Find each line with "RHEA" and copy it.
=-=-=
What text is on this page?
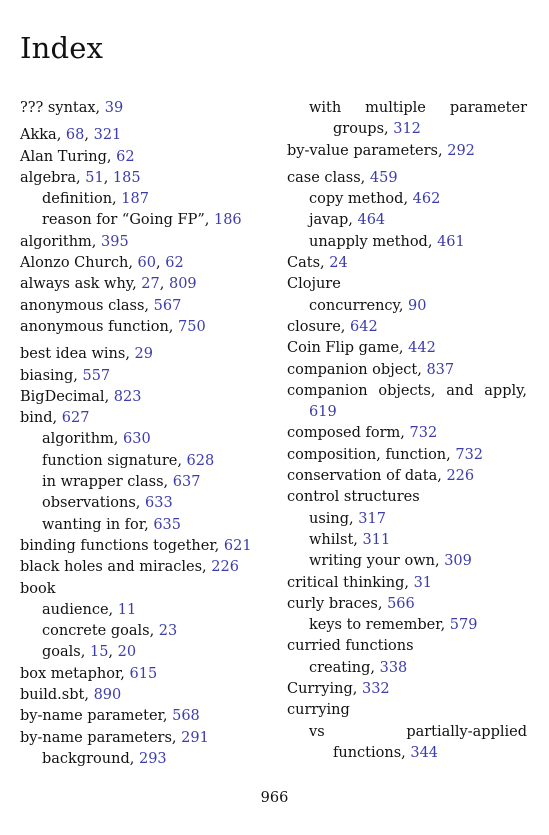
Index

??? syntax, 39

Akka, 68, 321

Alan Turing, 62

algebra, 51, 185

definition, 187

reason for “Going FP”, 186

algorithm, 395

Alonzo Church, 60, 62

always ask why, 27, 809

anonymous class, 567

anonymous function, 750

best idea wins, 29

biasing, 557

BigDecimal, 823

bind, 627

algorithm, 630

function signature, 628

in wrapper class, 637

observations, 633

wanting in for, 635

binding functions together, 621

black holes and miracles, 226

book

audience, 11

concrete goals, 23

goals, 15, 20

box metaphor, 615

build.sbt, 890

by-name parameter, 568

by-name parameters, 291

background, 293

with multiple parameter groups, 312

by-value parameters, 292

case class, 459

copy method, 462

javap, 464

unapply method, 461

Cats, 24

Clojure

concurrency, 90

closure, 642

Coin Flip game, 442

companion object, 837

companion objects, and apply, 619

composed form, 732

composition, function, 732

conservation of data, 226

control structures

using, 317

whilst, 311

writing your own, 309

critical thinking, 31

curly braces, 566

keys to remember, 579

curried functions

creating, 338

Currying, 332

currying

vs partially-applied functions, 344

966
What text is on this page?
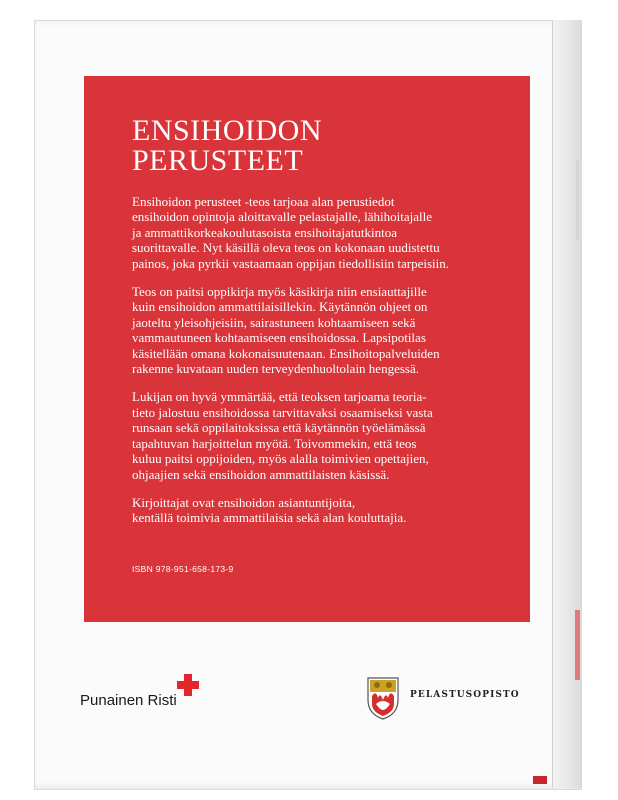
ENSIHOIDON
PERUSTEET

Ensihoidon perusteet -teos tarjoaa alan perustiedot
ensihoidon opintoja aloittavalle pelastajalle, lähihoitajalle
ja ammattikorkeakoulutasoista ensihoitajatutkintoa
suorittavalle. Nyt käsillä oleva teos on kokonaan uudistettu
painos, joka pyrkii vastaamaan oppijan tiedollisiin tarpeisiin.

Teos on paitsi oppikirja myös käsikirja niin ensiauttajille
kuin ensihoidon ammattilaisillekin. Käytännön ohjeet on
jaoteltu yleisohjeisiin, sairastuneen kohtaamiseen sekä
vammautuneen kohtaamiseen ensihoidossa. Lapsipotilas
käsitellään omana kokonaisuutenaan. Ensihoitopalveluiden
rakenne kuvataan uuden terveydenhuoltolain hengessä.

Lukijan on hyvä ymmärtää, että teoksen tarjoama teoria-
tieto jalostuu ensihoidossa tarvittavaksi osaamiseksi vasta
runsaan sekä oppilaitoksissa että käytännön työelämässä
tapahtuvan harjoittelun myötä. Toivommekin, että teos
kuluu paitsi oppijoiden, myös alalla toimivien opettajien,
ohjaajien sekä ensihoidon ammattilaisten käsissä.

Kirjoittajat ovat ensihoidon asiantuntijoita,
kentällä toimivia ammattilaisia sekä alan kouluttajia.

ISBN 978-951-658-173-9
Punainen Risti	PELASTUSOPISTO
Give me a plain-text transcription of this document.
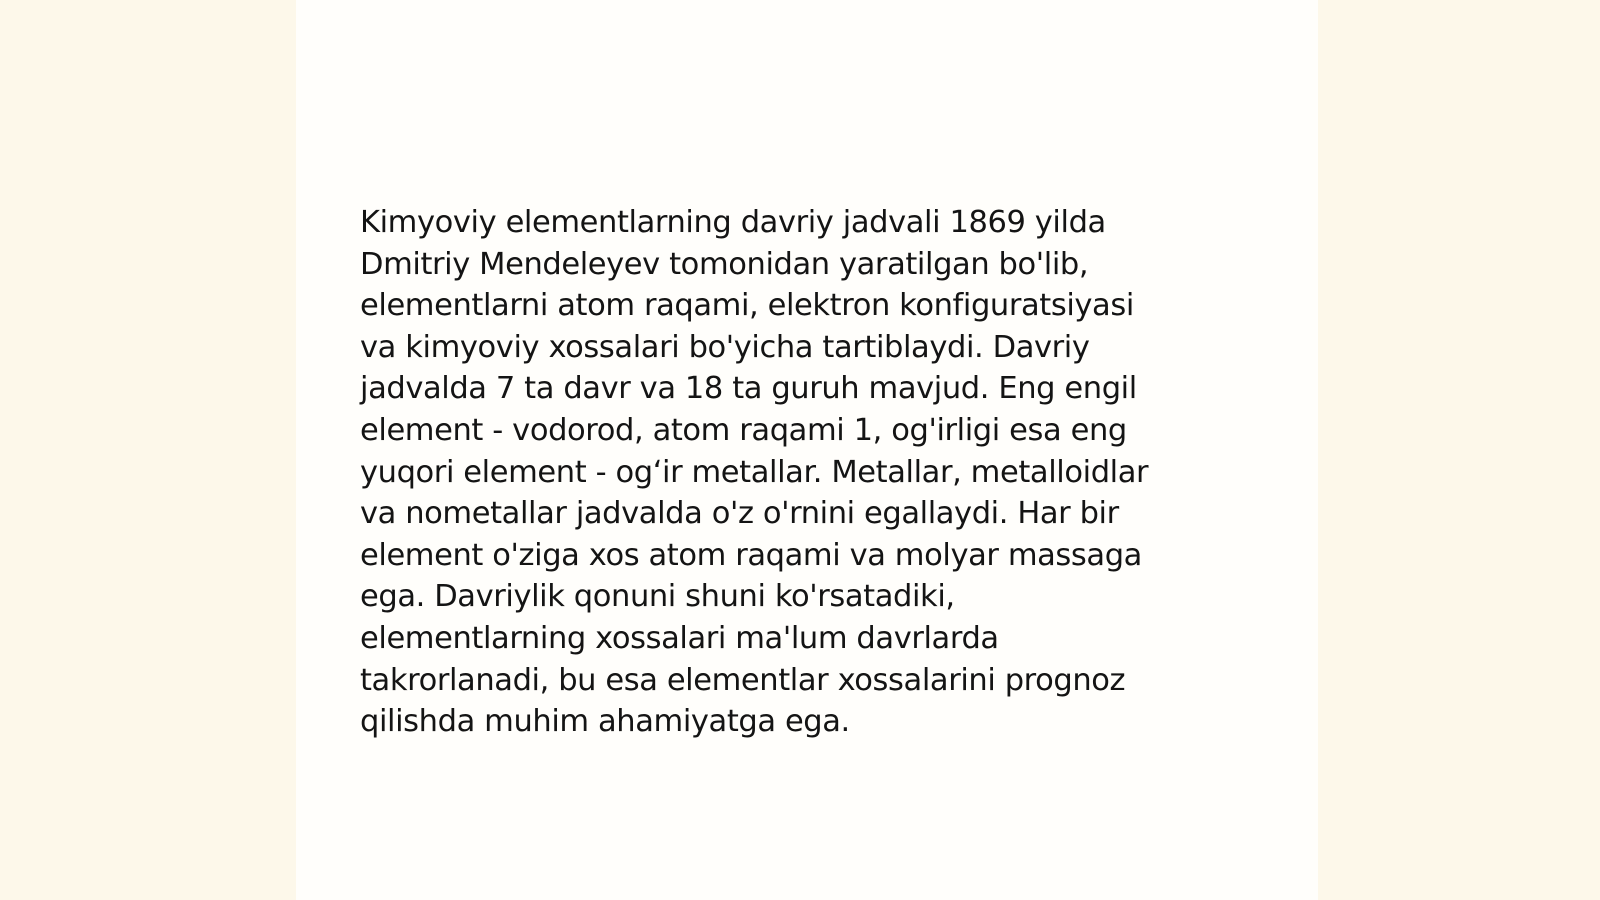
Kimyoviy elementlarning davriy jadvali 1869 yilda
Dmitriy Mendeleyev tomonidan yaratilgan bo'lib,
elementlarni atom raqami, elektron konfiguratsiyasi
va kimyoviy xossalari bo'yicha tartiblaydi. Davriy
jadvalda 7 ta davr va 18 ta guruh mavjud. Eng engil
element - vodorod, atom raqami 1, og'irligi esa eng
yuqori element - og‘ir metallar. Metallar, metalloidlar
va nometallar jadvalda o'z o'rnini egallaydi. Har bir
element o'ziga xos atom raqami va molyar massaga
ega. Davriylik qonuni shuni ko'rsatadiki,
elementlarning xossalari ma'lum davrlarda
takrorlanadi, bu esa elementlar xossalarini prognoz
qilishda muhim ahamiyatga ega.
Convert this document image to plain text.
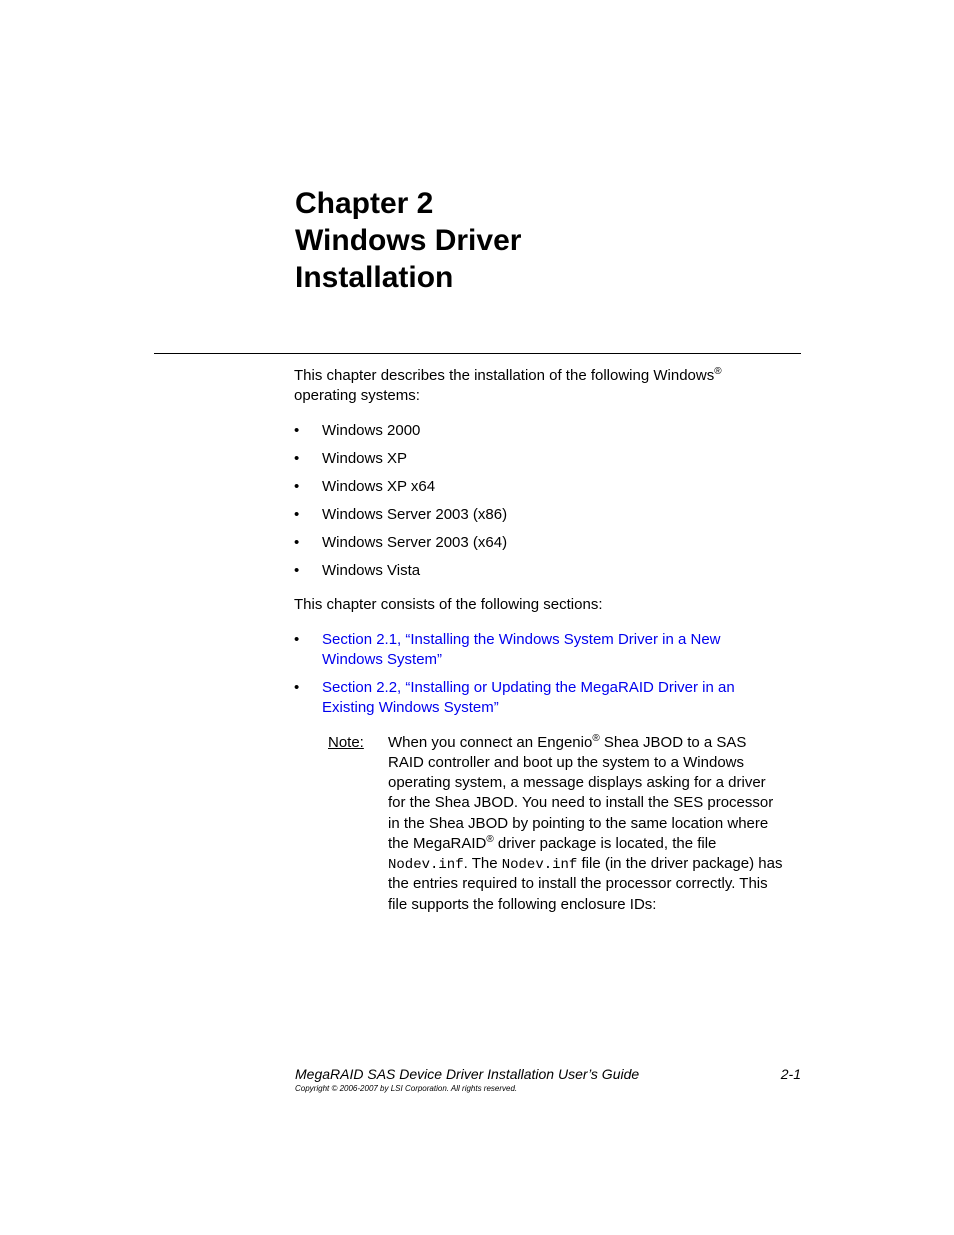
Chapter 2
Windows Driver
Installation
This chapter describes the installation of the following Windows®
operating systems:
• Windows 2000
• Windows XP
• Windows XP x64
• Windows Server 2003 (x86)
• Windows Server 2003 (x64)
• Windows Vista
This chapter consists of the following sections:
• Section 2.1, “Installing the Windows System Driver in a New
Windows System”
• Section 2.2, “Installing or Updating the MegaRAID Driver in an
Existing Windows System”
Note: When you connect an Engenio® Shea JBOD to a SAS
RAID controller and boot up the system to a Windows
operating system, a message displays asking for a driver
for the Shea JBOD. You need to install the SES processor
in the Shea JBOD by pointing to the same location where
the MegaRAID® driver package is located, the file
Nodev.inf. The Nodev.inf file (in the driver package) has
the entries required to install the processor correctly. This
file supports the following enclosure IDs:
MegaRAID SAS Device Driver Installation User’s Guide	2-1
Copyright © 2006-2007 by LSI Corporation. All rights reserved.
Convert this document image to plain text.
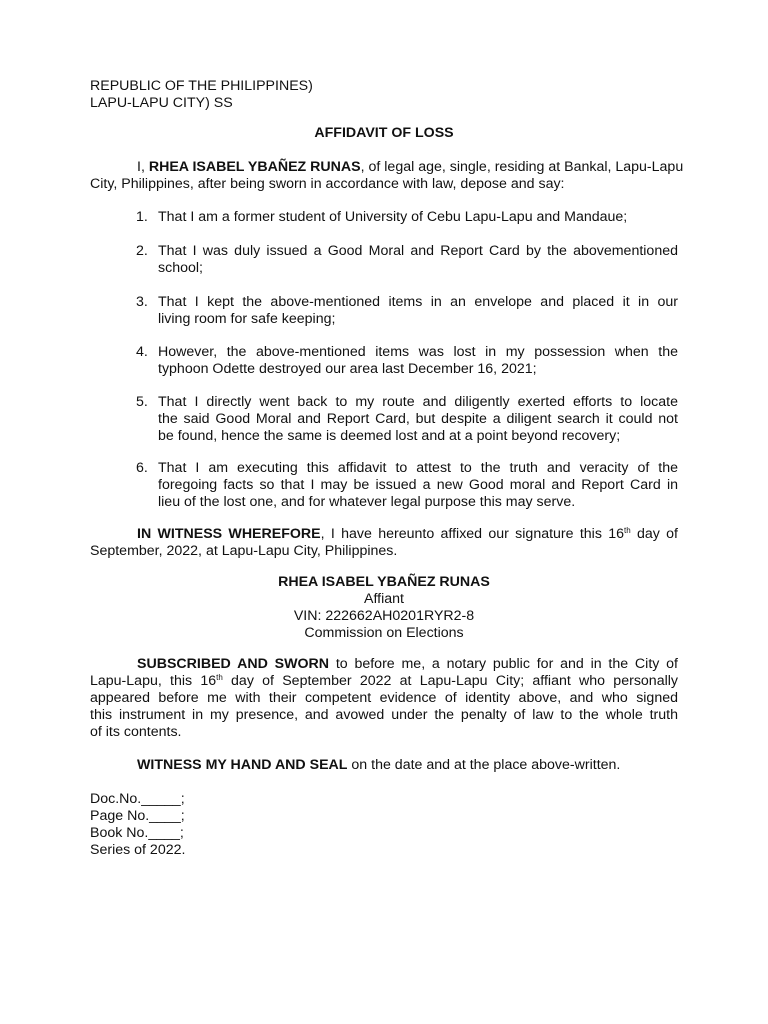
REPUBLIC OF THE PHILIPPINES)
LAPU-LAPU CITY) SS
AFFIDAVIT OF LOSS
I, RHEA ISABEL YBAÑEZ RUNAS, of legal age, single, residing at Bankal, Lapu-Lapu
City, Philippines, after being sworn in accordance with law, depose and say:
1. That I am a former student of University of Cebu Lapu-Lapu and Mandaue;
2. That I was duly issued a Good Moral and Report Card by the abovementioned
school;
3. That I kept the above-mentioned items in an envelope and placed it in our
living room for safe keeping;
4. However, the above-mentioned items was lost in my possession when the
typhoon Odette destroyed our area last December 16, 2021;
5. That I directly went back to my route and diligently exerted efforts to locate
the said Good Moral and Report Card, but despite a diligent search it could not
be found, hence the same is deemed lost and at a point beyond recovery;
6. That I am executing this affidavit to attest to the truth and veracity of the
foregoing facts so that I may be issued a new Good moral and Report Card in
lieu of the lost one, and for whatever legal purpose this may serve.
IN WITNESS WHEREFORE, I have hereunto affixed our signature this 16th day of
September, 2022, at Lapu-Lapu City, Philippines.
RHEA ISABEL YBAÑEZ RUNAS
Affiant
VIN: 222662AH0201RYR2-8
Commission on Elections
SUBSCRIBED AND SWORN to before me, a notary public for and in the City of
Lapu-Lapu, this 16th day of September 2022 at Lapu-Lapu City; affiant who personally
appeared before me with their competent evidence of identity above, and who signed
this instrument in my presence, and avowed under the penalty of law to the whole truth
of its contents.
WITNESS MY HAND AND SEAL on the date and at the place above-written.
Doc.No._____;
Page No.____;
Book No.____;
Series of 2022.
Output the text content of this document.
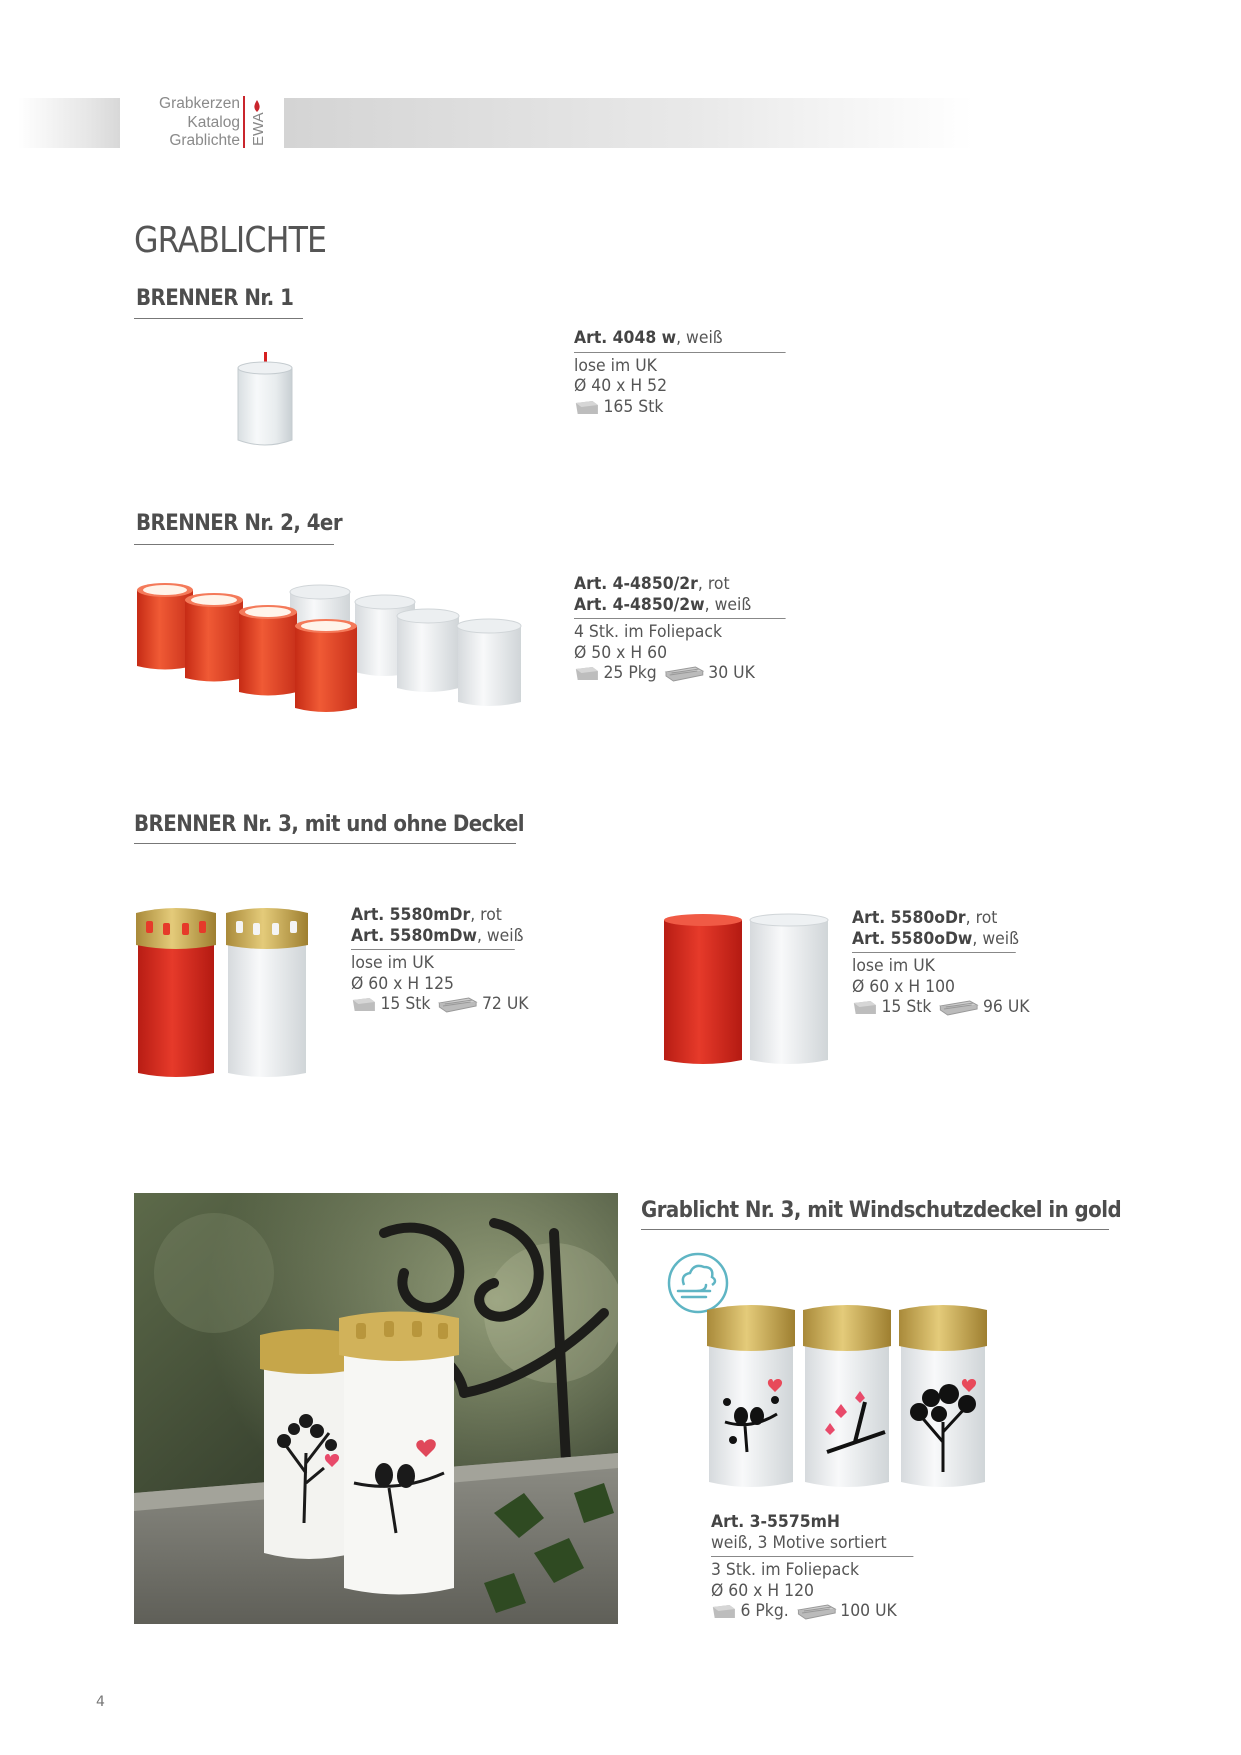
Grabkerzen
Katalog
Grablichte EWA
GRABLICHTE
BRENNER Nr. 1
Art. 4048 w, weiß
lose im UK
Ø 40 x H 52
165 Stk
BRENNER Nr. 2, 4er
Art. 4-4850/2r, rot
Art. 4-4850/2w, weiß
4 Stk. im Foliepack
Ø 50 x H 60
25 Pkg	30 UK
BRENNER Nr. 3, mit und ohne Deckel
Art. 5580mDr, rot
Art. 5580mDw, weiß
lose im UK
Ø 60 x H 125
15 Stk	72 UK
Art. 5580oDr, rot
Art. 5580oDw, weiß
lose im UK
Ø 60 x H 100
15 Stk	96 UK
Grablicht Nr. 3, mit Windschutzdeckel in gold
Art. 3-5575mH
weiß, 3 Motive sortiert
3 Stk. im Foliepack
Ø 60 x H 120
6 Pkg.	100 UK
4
=-=-=
_ANSWER FOR THIS EXERCISE_
I, RHEA ISABEL YBAÑEZ RUNAS, of legal age, single, residing at Bankal, Lapu-Lapu
RHEA ISABEL YBAÑEZ RUNAS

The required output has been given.